> _Directive_
Write the material out again exactly as it stands.

-- start of Data shown --

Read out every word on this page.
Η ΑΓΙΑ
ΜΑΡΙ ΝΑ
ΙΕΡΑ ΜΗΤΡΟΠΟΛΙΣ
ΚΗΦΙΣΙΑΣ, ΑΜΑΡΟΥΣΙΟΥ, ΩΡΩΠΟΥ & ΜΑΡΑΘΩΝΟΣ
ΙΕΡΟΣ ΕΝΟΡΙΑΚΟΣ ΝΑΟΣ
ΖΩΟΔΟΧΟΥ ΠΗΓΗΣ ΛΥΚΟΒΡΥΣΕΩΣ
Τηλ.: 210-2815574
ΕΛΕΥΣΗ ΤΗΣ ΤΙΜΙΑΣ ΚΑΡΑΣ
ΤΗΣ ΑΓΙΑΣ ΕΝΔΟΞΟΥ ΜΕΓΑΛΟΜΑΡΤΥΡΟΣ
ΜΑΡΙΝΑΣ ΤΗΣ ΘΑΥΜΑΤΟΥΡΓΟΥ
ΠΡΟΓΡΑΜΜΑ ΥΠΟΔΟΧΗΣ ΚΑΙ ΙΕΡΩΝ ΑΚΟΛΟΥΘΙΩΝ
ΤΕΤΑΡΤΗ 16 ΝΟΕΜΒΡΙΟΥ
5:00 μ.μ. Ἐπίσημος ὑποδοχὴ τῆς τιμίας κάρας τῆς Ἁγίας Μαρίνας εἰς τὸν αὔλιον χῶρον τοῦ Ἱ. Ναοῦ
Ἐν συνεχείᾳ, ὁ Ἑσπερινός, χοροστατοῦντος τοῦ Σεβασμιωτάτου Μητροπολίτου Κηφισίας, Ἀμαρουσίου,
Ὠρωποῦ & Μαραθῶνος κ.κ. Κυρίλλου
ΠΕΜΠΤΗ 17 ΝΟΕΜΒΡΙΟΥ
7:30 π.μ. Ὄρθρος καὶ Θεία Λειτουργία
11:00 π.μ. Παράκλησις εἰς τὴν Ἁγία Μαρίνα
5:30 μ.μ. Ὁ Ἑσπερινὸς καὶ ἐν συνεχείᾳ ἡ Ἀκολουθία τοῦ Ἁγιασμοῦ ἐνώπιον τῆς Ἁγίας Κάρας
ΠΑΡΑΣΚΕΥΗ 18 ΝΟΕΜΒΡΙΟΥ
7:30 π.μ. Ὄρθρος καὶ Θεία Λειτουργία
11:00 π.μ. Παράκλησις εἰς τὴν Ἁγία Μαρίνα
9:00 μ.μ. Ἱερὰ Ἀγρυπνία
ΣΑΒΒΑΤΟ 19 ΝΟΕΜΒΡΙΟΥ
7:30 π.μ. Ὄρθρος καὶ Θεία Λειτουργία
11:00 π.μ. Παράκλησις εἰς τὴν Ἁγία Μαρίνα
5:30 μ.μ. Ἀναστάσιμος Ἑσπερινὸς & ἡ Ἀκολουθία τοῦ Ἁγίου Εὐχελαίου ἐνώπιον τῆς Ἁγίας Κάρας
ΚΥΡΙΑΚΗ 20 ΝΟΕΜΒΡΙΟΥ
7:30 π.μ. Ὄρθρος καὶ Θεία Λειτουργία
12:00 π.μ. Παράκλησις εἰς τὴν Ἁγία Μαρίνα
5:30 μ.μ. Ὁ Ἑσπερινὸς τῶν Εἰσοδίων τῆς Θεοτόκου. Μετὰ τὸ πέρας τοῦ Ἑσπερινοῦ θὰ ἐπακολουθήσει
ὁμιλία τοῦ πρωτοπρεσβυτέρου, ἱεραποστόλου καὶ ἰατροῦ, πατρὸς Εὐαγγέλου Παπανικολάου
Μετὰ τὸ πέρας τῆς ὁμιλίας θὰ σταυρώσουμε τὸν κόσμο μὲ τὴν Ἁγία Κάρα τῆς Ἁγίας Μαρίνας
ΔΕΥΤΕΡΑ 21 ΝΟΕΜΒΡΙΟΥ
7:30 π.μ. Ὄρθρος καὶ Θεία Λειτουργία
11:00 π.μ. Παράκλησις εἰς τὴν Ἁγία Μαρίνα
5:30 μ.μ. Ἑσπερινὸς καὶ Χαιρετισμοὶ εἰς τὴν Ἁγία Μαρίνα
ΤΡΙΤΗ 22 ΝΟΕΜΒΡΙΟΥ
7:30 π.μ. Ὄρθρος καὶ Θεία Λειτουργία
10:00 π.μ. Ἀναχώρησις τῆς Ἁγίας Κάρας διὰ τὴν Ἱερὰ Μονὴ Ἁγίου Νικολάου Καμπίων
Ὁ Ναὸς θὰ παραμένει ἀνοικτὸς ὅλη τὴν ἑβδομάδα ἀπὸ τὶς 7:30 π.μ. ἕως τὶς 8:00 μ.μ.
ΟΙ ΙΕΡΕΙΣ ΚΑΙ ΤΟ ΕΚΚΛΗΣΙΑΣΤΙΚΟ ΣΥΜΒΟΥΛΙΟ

-- end of Data shown --

> _Written solution_
Read out every word on this page.
Η ΑΓΙΑ
ΜΑΡΙ ΝΑ
ΙΕΡΑ ΜΗΤΡΟΠΟΛΙΣ
ΚΗΦΙΣΙΑΣ, ΑΜΑΡΟΥΣΙΟΥ, ΩΡΩΠΟΥ & ΜΑΡΑΘΩΝΟΣ
ΙΕΡΟΣ ΕΝΟΡΙΑΚΟΣ ΝΑΟΣ
ΖΩΟΔΟΧΟΥ ΠΗΓΗΣ ΛΥΚΟΒΡΥΣΕΩΣ
Τηλ.: 210-2815574
ΕΛΕΥΣΗ ΤΗΣ ΤΙΜΙΑΣ ΚΑΡΑΣ
ΤΗΣ ΑΓΙΑΣ ΕΝΔΟΞΟΥ ΜΕΓΑΛΟΜΑΡΤΥΡΟΣ
ΜΑΡΙΝΑΣ ΤΗΣ ΘΑΥΜΑΤΟΥΡΓΟΥ
ΠΡΟΓΡΑΜΜΑ ΥΠΟΔΟΧΗΣ ΚΑΙ ΙΕΡΩΝ ΑΚΟΛΟΥΘΙΩΝ
ΤΕΤΑΡΤΗ 16 ΝΟΕΜΒΡΙΟΥ
5:00 μ.μ. Ἐπίσημος ὑποδοχὴ τῆς τιμίας κάρας τῆς Ἁγίας Μαρίνας εἰς τὸν αὔλιον χῶρον τοῦ Ἱ. Ναοῦ
Ἐν συνεχείᾳ, ὁ Ἑσπερινός, χοροστατοῦντος τοῦ Σεβασμιωτάτου Μητροπολίτου Κηφισίας, Ἀμαρουσίου,
Ὠρωποῦ & Μαραθῶνος κ.κ. Κυρίλλου
ΠΕΜΠΤΗ 17 ΝΟΕΜΒΡΙΟΥ
7:30 π.μ. Ὄρθρος καὶ Θεία Λειτουργία
11:00 π.μ. Παράκλησις εἰς τὴν Ἁγία Μαρίνα
5:30 μ.μ. Ὁ Ἑσπερινὸς καὶ ἐν συνεχείᾳ ἡ Ἀκολουθία τοῦ Ἁγιασμοῦ ἐνώπιον τῆς Ἁγίας Κάρας
ΠΑΡΑΣΚΕΥΗ 18 ΝΟΕΜΒΡΙΟΥ
7:30 π.μ. Ὄρθρος καὶ Θεία Λειτουργία
11:00 π.μ. Παράκλησις εἰς τὴν Ἁγία Μαρίνα
9:00 μ.μ. Ἱερὰ Ἀγρυπνία
ΣΑΒΒΑΤΟ 19 ΝΟΕΜΒΡΙΟΥ
7:30 π.μ. Ὄρθρος καὶ Θεία Λειτουργία
11:00 π.μ. Παράκλησις εἰς τὴν Ἁγία Μαρίνα
5:30 μ.μ. Ἀναστάσιμος Ἑσπερινὸς & ἡ Ἀκολουθία τοῦ Ἁγίου Εὐχελαίου ἐνώπιον τῆς Ἁγίας Κάρας
ΚΥΡΙΑΚΗ 20 ΝΟΕΜΒΡΙΟΥ
7:30 π.μ. Ὄρθρος καὶ Θεία Λειτουργία
12:00 π.μ. Παράκλησις εἰς τὴν Ἁγία Μαρίνα
5:30 μ.μ. Ὁ Ἑσπερινὸς τῶν Εἰσοδίων τῆς Θεοτόκου. Μετὰ τὸ πέρας τοῦ Ἑσπερινοῦ θὰ ἐπακολουθήσει
ὁμιλία τοῦ πρωτοπρεσβυτέρου, ἱεραποστόλου καὶ ἰατροῦ, πατρὸς Εὐαγγέλου Παπανικολάου
Μετὰ τὸ πέρας τῆς ὁμιλίας θὰ σταυρώσουμε τὸν κόσμο μὲ τὴν Ἁγία Κάρα τῆς Ἁγίας Μαρίνας
ΔΕΥΤΕΡΑ 21 ΝΟΕΜΒΡΙΟΥ
7:30 π.μ. Ὄρθρος καὶ Θεία Λειτουργία
11:00 π.μ. Παράκλησις εἰς τὴν Ἁγία Μαρίνα
5:30 μ.μ. Ἑσπερινὸς καὶ Χαιρετισμοὶ εἰς τὴν Ἁγία Μαρίνα
ΤΡΙΤΗ 22 ΝΟΕΜΒΡΙΟΥ
7:30 π.μ. Ὄρθρος καὶ Θεία Λειτουργία
10:00 π.μ. Ἀναχώρησις τῆς Ἁγίας Κάρας διὰ τὴν Ἱερὰ Μονὴ Ἁγίου Νικολάου Καμπίων
Ὁ Ναὸς θὰ παραμένει ἀνοικτὸς ὅλη τὴν ἑβδομάδα ἀπὸ τὶς 7:30 π.μ. ἕως τὶς 8:00 μ.μ.
ΟΙ ΙΕΡΕΙΣ ΚΑΙ ΤΟ ΕΚΚΛΗΣΙΑΣΤΙΚΟ ΣΥΜΒΟΥΛΙΟ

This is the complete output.